>> START Records shown

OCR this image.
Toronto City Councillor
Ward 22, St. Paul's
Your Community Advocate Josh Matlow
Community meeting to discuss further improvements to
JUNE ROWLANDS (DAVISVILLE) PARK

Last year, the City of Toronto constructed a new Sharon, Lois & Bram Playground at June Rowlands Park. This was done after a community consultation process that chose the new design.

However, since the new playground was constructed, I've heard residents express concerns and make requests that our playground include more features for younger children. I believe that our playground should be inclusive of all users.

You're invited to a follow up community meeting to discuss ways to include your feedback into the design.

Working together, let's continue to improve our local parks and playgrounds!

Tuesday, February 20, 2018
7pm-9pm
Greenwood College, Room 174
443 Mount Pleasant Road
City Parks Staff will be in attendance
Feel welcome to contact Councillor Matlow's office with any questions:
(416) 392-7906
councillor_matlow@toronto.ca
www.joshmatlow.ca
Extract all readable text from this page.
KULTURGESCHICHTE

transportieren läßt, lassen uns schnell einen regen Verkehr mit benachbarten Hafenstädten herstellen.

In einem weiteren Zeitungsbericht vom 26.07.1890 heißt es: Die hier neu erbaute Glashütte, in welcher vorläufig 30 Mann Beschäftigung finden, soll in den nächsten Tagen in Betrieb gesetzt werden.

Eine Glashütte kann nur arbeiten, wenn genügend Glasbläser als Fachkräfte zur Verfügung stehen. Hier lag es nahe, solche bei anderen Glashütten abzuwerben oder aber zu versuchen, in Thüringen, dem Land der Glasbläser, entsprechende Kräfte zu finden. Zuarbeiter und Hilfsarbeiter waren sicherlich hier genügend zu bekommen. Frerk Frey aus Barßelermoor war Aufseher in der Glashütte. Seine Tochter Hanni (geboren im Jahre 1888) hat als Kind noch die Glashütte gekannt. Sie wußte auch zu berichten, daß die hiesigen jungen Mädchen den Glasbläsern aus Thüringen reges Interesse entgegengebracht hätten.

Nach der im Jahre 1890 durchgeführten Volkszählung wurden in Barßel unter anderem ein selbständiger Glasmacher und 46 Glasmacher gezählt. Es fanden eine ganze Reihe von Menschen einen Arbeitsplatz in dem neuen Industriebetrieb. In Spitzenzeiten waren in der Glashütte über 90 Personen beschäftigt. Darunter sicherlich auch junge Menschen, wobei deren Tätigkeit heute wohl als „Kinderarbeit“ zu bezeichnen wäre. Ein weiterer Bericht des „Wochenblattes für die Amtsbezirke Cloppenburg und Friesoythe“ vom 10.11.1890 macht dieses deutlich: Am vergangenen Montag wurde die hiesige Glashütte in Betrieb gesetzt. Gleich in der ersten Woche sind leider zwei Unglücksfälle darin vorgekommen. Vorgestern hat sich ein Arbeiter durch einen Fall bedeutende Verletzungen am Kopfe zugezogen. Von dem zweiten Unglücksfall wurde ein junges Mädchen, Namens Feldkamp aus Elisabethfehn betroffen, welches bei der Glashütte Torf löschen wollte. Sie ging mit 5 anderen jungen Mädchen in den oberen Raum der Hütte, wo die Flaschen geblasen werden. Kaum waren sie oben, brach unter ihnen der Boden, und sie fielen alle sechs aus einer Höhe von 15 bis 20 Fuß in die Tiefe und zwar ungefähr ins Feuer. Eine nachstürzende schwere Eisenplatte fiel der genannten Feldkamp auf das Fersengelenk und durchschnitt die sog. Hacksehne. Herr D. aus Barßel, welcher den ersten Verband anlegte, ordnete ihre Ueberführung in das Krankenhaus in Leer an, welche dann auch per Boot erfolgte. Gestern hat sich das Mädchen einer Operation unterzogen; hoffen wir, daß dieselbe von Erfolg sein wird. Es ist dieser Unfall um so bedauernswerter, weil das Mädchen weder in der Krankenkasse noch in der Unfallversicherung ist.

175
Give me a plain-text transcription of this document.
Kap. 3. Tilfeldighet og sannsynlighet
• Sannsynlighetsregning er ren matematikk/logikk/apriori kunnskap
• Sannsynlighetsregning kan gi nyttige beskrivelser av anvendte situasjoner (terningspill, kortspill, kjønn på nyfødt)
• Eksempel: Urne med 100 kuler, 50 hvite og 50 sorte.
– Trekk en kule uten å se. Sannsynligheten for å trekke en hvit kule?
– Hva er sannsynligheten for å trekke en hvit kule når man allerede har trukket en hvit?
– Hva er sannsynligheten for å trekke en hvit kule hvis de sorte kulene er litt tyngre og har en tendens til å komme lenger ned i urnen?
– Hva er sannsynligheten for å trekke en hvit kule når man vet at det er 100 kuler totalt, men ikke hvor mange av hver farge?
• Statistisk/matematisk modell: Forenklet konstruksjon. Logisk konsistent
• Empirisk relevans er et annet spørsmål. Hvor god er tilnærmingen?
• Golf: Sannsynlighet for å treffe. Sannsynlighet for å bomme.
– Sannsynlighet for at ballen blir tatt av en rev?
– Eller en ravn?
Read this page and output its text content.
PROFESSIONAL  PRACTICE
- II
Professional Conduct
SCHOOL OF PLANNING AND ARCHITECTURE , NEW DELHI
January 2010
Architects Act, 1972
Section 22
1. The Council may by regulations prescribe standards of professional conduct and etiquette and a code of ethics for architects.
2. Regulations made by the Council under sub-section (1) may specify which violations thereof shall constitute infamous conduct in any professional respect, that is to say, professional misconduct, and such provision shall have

>> END Records shown

■ **Goal of the exercise**
Return the lines above exactly, keeping every word.

■ **Full answer**
OCR this image.
Toronto City Councillor
Ward 22, St. Paul's
Your Community Advocate Josh Matlow
Community meeting to discuss further improvements to
JUNE ROWLANDS (DAVISVILLE) PARK

Last year, the City of Toronto constructed a new Sharon, Lois & Bram Playground at June Rowlands Park. This was done after a community consultation process that chose the new design.

However, since the new playground was constructed, I've heard residents express concerns and make requests that our playground include more features for younger children. I believe that our playground should be inclusive of all users.

You're invited to a follow up community meeting to discuss ways to include your feedback into the design.

Working together, let's continue to improve our local parks and playgrounds!

Tuesday, February 20, 2018
7pm-9pm
Greenwood College, Room 174
443 Mount Pleasant Road
City Parks Staff will be in attendance
Feel welcome to contact Councillor Matlow's office with any questions:
(416) 392-7906
councillor_matlow@toronto.ca
www.joshmatlow.ca
Extract all readable text from this page.
KULTURGESCHICHTE

transportieren läßt, lassen uns schnell einen regen Verkehr mit benachbarten Hafenstädten herstellen.

In einem weiteren Zeitungsbericht vom 26.07.1890 heißt es: Die hier neu erbaute Glashütte, in welcher vorläufig 30 Mann Beschäftigung finden, soll in den nächsten Tagen in Betrieb gesetzt werden.

Eine Glashütte kann nur arbeiten, wenn genügend Glasbläser als Fachkräfte zur Verfügung stehen. Hier lag es nahe, solche bei anderen Glashütten abzuwerben oder aber zu versuchen, in Thüringen, dem Land der Glasbläser, entsprechende Kräfte zu finden. Zuarbeiter und Hilfsarbeiter waren sicherlich hier genügend zu bekommen. Frerk Frey aus Barßelermoor war Aufseher in der Glashütte. Seine Tochter Hanni (geboren im Jahre 1888) hat als Kind noch die Glashütte gekannt. Sie wußte auch zu berichten, daß die hiesigen jungen Mädchen den Glasbläsern aus Thüringen reges Interesse entgegengebracht hätten.

Nach der im Jahre 1890 durchgeführten Volkszählung wurden in Barßel unter anderem ein selbständiger Glasmacher und 46 Glasmacher gezählt. Es fanden eine ganze Reihe von Menschen einen Arbeitsplatz in dem neuen Industriebetrieb. In Spitzenzeiten waren in der Glashütte über 90 Personen beschäftigt. Darunter sicherlich auch junge Menschen, wobei deren Tätigkeit heute wohl als „Kinderarbeit“ zu bezeichnen wäre. Ein weiterer Bericht des „Wochenblattes für die Amtsbezirke Cloppenburg und Friesoythe“ vom 10.11.1890 macht dieses deutlich: Am vergangenen Montag wurde die hiesige Glashütte in Betrieb gesetzt. Gleich in der ersten Woche sind leider zwei Unglücksfälle darin vorgekommen. Vorgestern hat sich ein Arbeiter durch einen Fall bedeutende Verletzungen am Kopfe zugezogen. Von dem zweiten Unglücksfall wurde ein junges Mädchen, Namens Feldkamp aus Elisabethfehn betroffen, welches bei der Glashütte Torf löschen wollte. Sie ging mit 5 anderen jungen Mädchen in den oberen Raum der Hütte, wo die Flaschen geblasen werden. Kaum waren sie oben, brach unter ihnen der Boden, und sie fielen alle sechs aus einer Höhe von 15 bis 20 Fuß in die Tiefe und zwar ungefähr ins Feuer. Eine nachstürzende schwere Eisenplatte fiel der genannten Feldkamp auf das Fersengelenk und durchschnitt die sog. Hacksehne. Herr D. aus Barßel, welcher den ersten Verband anlegte, ordnete ihre Ueberführung in das Krankenhaus in Leer an, welche dann auch per Boot erfolgte. Gestern hat sich das Mädchen einer Operation unterzogen; hoffen wir, daß dieselbe von Erfolg sein wird. Es ist dieser Unfall um so bedauernswerter, weil das Mädchen weder in der Krankenkasse noch in der Unfallversicherung ist.

175
Give me a plain-text transcription of this document.
Kap. 3. Tilfeldighet og sannsynlighet
• Sannsynlighetsregning er ren matematikk/logikk/apriori kunnskap
• Sannsynlighetsregning kan gi nyttige beskrivelser av anvendte situasjoner (terningspill, kortspill, kjønn på nyfødt)
• Eksempel: Urne med 100 kuler, 50 hvite og 50 sorte.
– Trekk en kule uten å se. Sannsynligheten for å trekke en hvit kule?
– Hva er sannsynligheten for å trekke en hvit kule når man allerede har trukket en hvit?
– Hva er sannsynligheten for å trekke en hvit kule hvis de sorte kulene er litt tyngre og har en tendens til å komme lenger ned i urnen?
– Hva er sannsynligheten for å trekke en hvit kule når man vet at det er 100 kuler totalt, men ikke hvor mange av hver farge?
• Statistisk/matematisk modell: Forenklet konstruksjon. Logisk konsistent
• Empirisk relevans er et annet spørsmål. Hvor god er tilnærmingen?
• Golf: Sannsynlighet for å treffe. Sannsynlighet for å bomme.
– Sannsynlighet for at ballen blir tatt av en rev?
– Eller en ravn?
Read this page and output its text content.
PROFESSIONAL  PRACTICE
- II
Professional Conduct
SCHOOL OF PLANNING AND ARCHITECTURE , NEW DELHI
January 2010
Architects Act, 1972
Section 22
1. The Council may by regulations prescribe standards of professional conduct and etiquette and a code of ethics for architects.
2. Regulations made by the Council under sub-section (1) may specify which violations thereof shall constitute infamous conduct in any professional respect, that is to say, professional misconduct, and such provision shall have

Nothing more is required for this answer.